* START *

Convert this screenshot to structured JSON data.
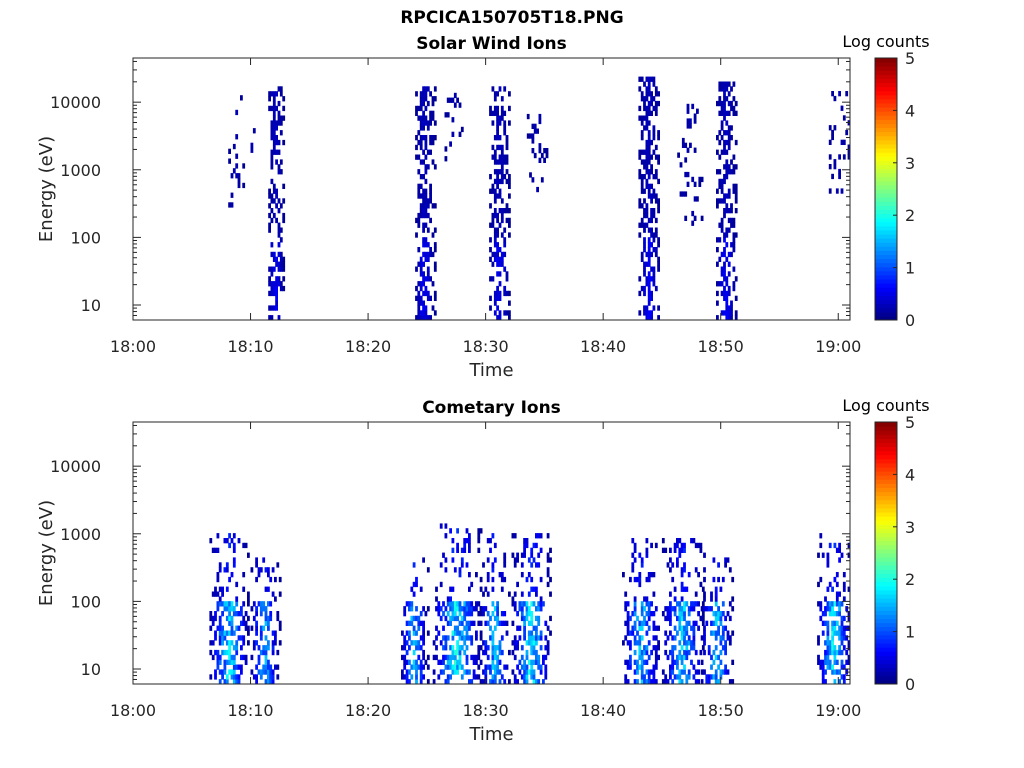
{
  "figure": {
    "title": "RPCICA150705T18.PNG"
  },
  "chart_data": [
    {
      "type": "heatmap",
      "title": "Solar Wind Ions",
      "xlabel": "Time",
      "ylabel": "Energy (eV)",
      "x_ticks": [
        "18:00",
        "18:10",
        "18:20",
        "18:30",
        "18:40",
        "18:50",
        "19:00"
      ],
      "x_range_minutes": [
        0,
        61
      ],
      "y_scale": "log",
      "y_range": [
        6,
        45000
      ],
      "y_ticks": [
        10,
        100,
        1000,
        10000
      ],
      "y_tick_labels": [
        "10",
        "100",
        "1000",
        "10000"
      ],
      "colorbar": {
        "label": "Log counts",
        "range": [
          0,
          5
        ],
        "ticks": [
          "0",
          "1",
          "2",
          "3",
          "4",
          "5"
        ]
      },
      "bursts": [
        {
          "t_start": 8.1,
          "t_end": 9.3,
          "e_min": 280,
          "e_max": 17000,
          "density": 0.18,
          "max_log": 0.5
        },
        {
          "t_start": 9.8,
          "t_end": 10.5,
          "e_min": 150,
          "e_max": 8000,
          "density": 0.1,
          "max_log": 0.4
        },
        {
          "t_start": 11.5,
          "t_end": 12.8,
          "e_min": 6,
          "e_max": 15000,
          "density": 0.55,
          "max_log": 0.6
        },
        {
          "t_start": 24.0,
          "t_end": 25.6,
          "e_min": 6,
          "e_max": 15000,
          "density": 0.5,
          "max_log": 0.6
        },
        {
          "t_start": 26.5,
          "t_end": 28.0,
          "e_min": 500,
          "e_max": 12000,
          "density": 0.15,
          "max_log": 0.4
        },
        {
          "t_start": 30.3,
          "t_end": 32.0,
          "e_min": 6,
          "e_max": 15000,
          "density": 0.5,
          "max_log": 0.6
        },
        {
          "t_start": 33.5,
          "t_end": 35.3,
          "e_min": 400,
          "e_max": 6000,
          "density": 0.15,
          "max_log": 0.4
        },
        {
          "t_start": 43.0,
          "t_end": 44.8,
          "e_min": 6,
          "e_max": 22000,
          "density": 0.55,
          "max_log": 0.6
        },
        {
          "t_start": 46.3,
          "t_end": 48.5,
          "e_min": 150,
          "e_max": 9000,
          "density": 0.15,
          "max_log": 0.4
        },
        {
          "t_start": 49.6,
          "t_end": 51.3,
          "e_min": 6,
          "e_max": 20000,
          "density": 0.55,
          "max_log": 0.6
        },
        {
          "t_start": 59.2,
          "t_end": 61.0,
          "e_min": 450,
          "e_max": 17000,
          "density": 0.2,
          "max_log": 0.4
        }
      ]
    },
    {
      "type": "heatmap",
      "title": "Cometary Ions",
      "xlabel": "Time",
      "ylabel": "Energy (eV)",
      "x_ticks": [
        "18:00",
        "18:10",
        "18:20",
        "18:30",
        "18:40",
        "18:50",
        "19:00"
      ],
      "x_range_minutes": [
        0,
        61
      ],
      "y_scale": "log",
      "y_range": [
        6,
        45000
      ],
      "y_ticks": [
        10,
        100,
        1000,
        10000
      ],
      "y_tick_labels": [
        "10",
        "100",
        "1000",
        "10000"
      ],
      "colorbar": {
        "label": "Log counts",
        "range": [
          0,
          5
        ],
        "ticks": [
          "0",
          "1",
          "2",
          "3",
          "4",
          "5"
        ]
      },
      "bursts": [
        {
          "t_start": 6.5,
          "t_end": 9.8,
          "e_min": 6,
          "e_max": 1000,
          "density": 0.5,
          "max_log": 1.9
        },
        {
          "t_start": 10.0,
          "t_end": 12.4,
          "e_min": 6,
          "e_max": 400,
          "density": 0.45,
          "max_log": 1.6
        },
        {
          "t_start": 22.8,
          "t_end": 25.0,
          "e_min": 6,
          "e_max": 400,
          "density": 0.4,
          "max_log": 1.7
        },
        {
          "t_start": 25.5,
          "t_end": 29.5,
          "e_min": 6,
          "e_max": 1300,
          "density": 0.5,
          "max_log": 2.1
        },
        {
          "t_start": 29.5,
          "t_end": 32.0,
          "e_min": 6,
          "e_max": 900,
          "density": 0.45,
          "max_log": 1.7
        },
        {
          "t_start": 32.2,
          "t_end": 35.5,
          "e_min": 6,
          "e_max": 900,
          "density": 0.5,
          "max_log": 2.0
        },
        {
          "t_start": 41.6,
          "t_end": 44.8,
          "e_min": 6,
          "e_max": 750,
          "density": 0.45,
          "max_log": 1.7
        },
        {
          "t_start": 45.0,
          "t_end": 48.5,
          "e_min": 6,
          "e_max": 750,
          "density": 0.5,
          "max_log": 1.8
        },
        {
          "t_start": 48.3,
          "t_end": 51.0,
          "e_min": 6,
          "e_max": 500,
          "density": 0.45,
          "max_log": 1.7
        },
        {
          "t_start": 58.2,
          "t_end": 61.0,
          "e_min": 6,
          "e_max": 1000,
          "density": 0.5,
          "max_log": 2.0
        }
      ]
    }
  ]
}
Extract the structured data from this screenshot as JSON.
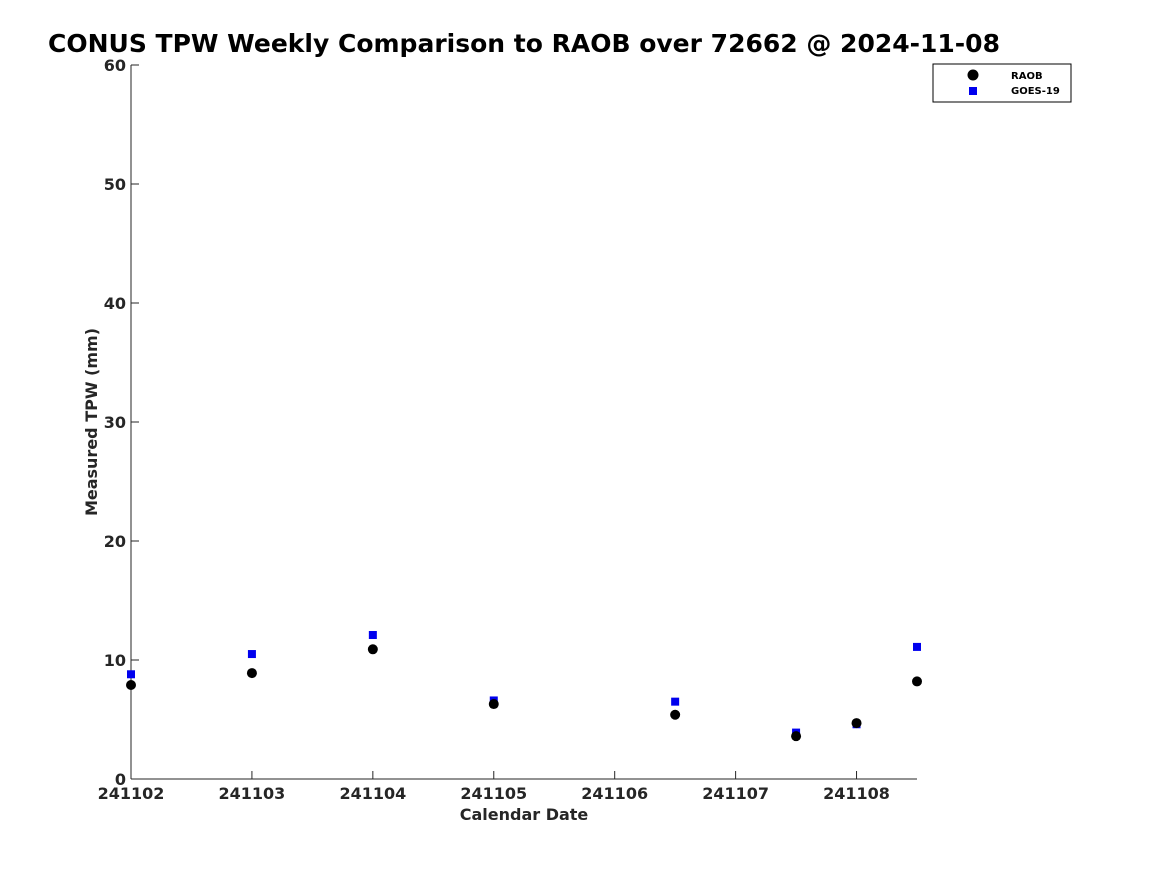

* END *

* REQUIREMENT:
Report all lines of the data above that include the string "title".

* SOLUTION:
    "title": "RPCICA150705T18.PNG"
      "title": "Solar Wind Ions",
      "title": "Cometary Ions",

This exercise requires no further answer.